EXTRACTED DATA:
==================================================

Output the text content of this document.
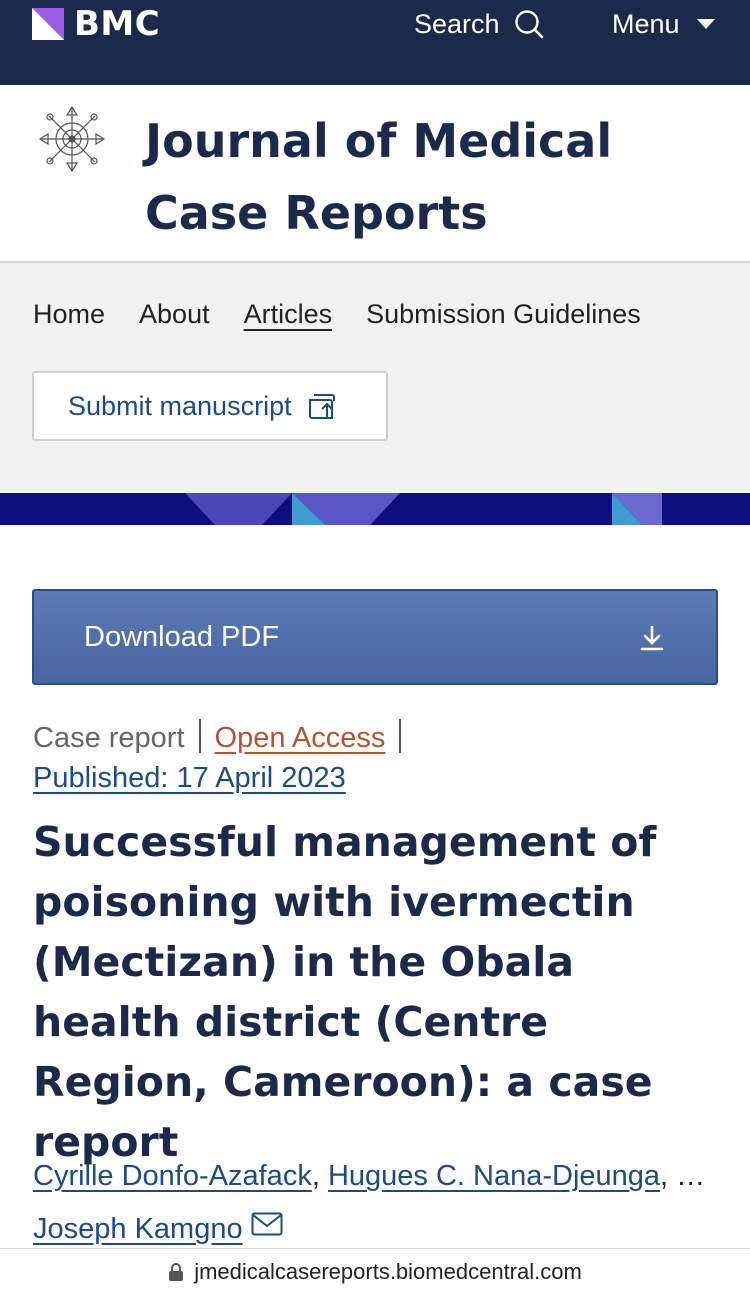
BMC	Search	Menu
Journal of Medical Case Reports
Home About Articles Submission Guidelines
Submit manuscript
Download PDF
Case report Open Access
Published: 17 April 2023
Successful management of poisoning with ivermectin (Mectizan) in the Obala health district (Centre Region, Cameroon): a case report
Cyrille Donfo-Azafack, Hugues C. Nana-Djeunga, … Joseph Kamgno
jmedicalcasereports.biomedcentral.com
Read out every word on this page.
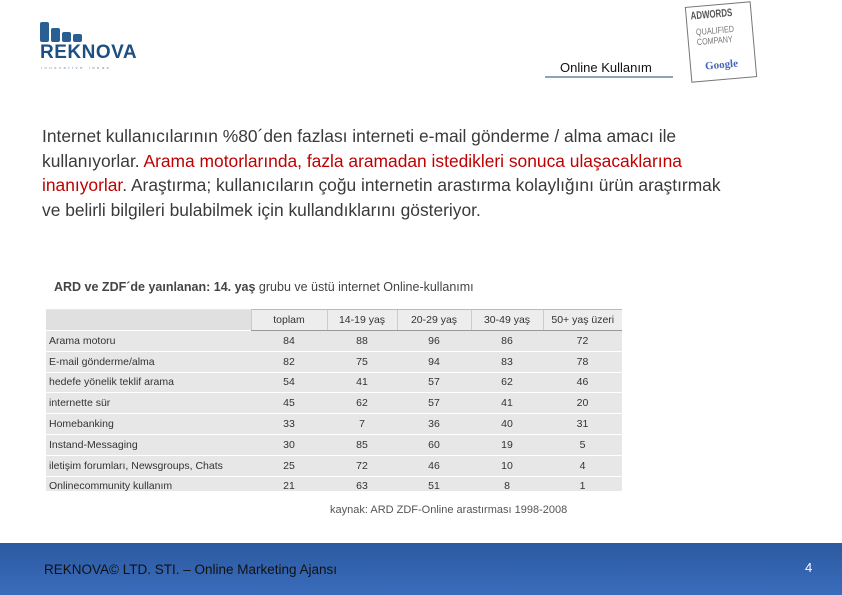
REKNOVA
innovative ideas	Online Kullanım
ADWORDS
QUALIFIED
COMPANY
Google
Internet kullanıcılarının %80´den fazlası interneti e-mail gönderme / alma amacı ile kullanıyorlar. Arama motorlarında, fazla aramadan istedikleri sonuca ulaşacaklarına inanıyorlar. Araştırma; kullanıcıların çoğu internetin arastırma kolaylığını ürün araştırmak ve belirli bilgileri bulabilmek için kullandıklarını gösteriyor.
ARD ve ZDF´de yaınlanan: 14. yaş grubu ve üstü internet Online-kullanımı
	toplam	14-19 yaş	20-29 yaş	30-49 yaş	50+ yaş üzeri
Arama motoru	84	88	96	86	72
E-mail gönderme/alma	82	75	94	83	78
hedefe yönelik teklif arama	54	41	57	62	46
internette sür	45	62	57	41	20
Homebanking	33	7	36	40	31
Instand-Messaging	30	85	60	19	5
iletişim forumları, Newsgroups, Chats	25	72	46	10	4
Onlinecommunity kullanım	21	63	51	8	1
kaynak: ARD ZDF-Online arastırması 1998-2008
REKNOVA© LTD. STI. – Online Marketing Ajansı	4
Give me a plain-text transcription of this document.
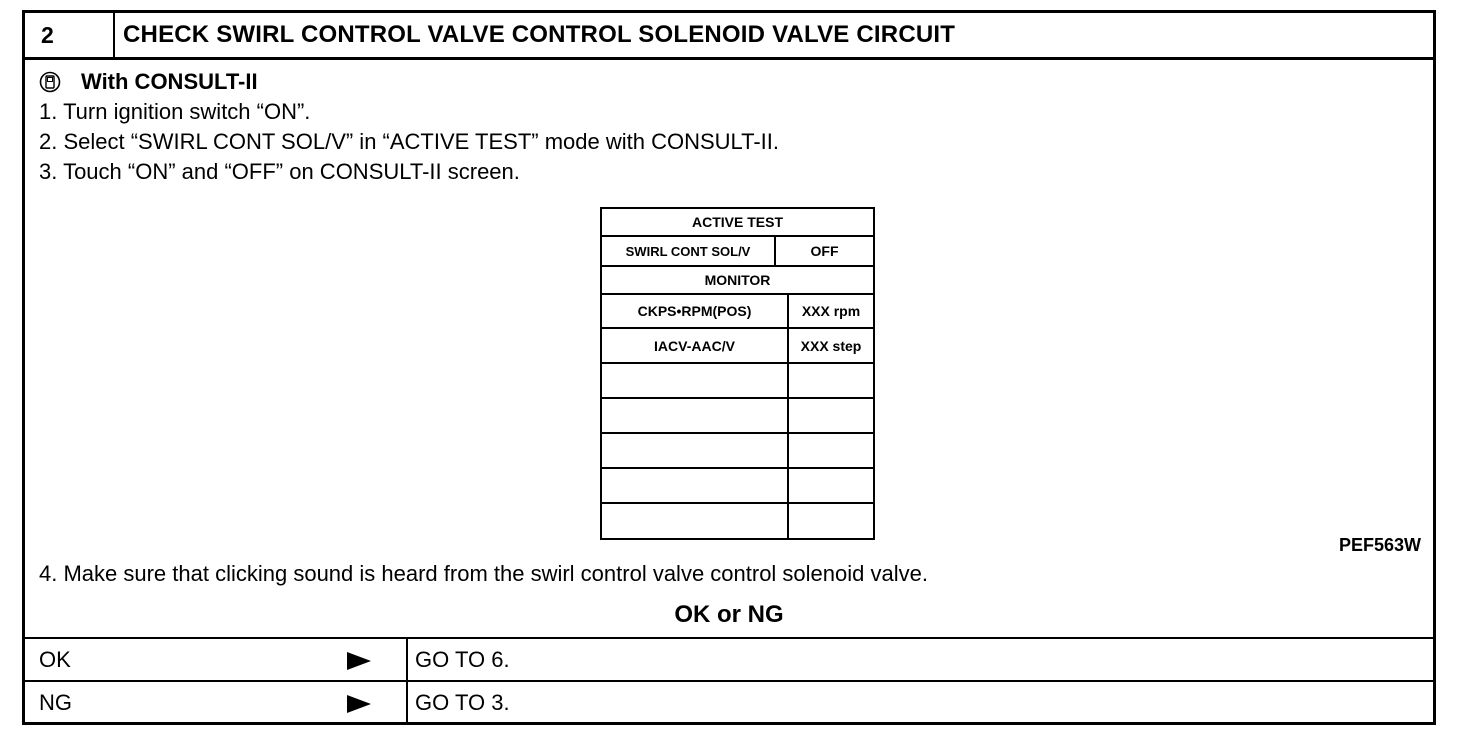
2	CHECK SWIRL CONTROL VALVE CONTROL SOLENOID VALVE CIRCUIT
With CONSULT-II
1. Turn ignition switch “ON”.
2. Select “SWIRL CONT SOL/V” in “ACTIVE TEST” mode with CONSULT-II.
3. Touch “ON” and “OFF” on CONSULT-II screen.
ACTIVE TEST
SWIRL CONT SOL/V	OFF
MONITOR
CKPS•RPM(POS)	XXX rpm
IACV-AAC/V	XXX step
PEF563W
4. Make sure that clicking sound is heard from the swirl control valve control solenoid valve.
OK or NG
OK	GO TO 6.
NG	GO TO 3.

==================================================

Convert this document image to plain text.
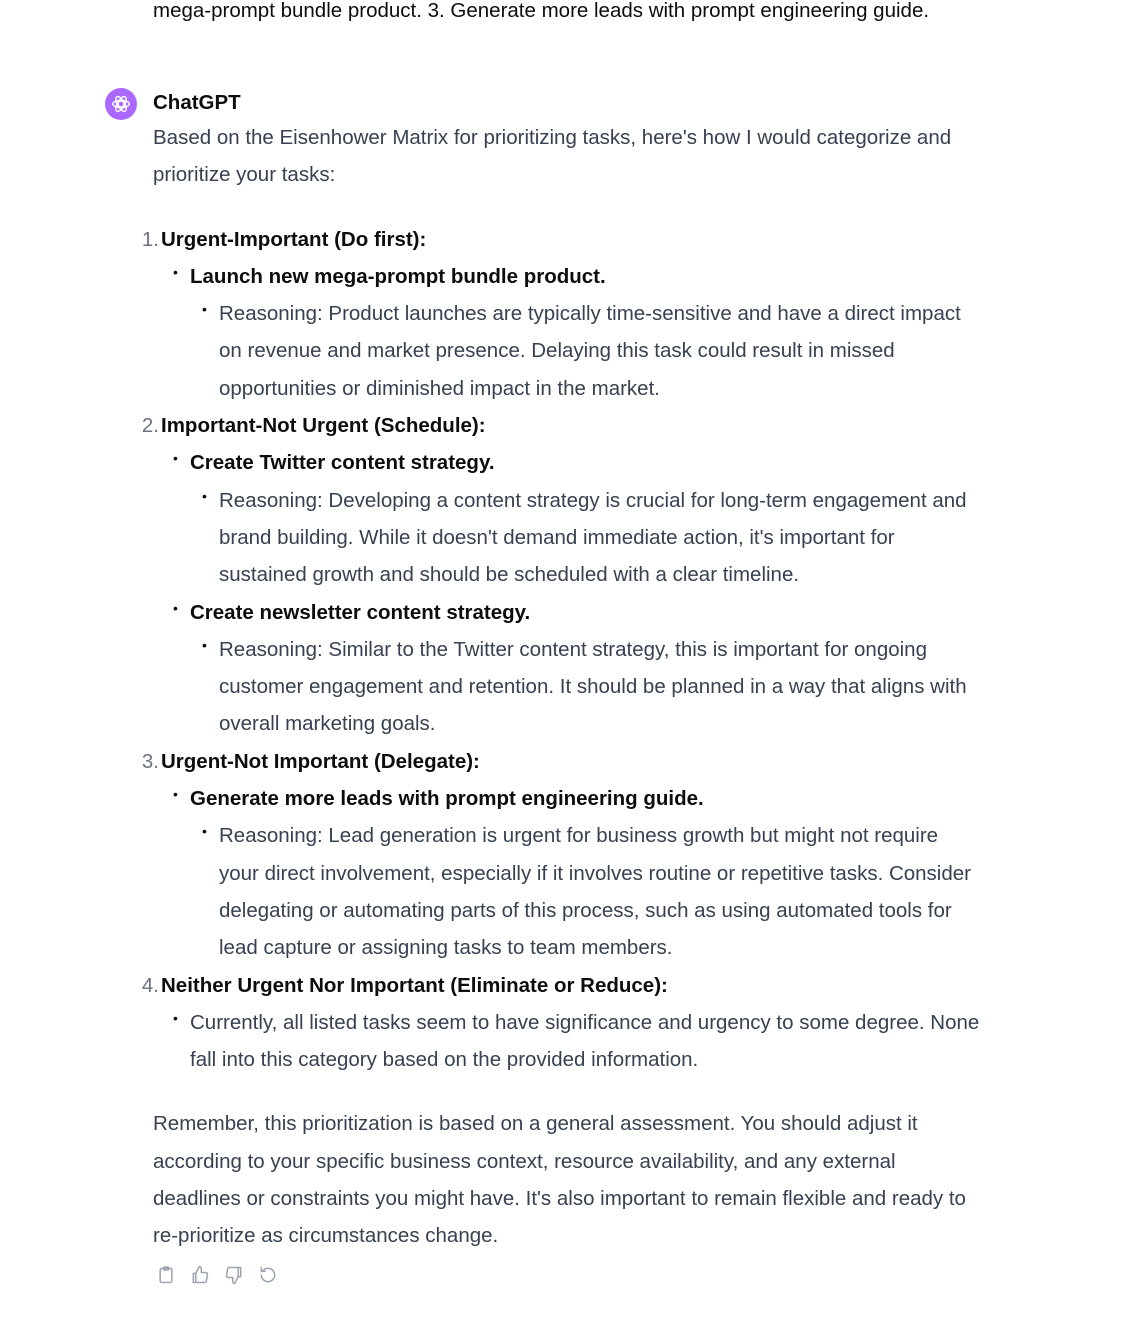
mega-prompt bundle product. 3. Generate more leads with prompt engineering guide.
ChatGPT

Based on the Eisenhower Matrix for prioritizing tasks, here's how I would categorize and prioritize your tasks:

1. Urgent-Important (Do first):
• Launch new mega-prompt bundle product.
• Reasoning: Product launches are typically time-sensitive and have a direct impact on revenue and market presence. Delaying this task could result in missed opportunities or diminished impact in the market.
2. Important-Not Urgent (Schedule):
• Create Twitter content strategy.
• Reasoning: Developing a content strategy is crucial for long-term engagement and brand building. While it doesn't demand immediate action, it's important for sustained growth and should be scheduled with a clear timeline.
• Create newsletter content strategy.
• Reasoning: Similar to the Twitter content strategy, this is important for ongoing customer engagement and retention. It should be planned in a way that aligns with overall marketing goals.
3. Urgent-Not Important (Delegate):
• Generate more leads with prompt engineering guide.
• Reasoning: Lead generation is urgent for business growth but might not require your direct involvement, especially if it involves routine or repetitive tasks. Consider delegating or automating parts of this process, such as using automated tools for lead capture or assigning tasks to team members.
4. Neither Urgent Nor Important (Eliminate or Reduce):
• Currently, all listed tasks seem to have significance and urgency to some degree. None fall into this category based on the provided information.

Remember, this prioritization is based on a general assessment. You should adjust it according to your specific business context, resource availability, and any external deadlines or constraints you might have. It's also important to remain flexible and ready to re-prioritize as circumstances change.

==================================================

WRITTEN INSTRUCTION: Pull out each line of the entries that contains "business".

SOLUTION FOR THIS EXERCISE:
• Reasoning: Lead generation is urgent for business growth but might not require your direct involvement, especially if it involves routine or repetitive tasks. Consider delegating or automating parts of this process, such as using automated tools for lead capture or assigning tasks to team members.
Remember, this prioritization is based on a general assessment. You should adjust it according to your specific business context, resource availability, and any external deadlines or constraints you might have. It's also important to remain flexible and ready to re-prioritize as circumstances change.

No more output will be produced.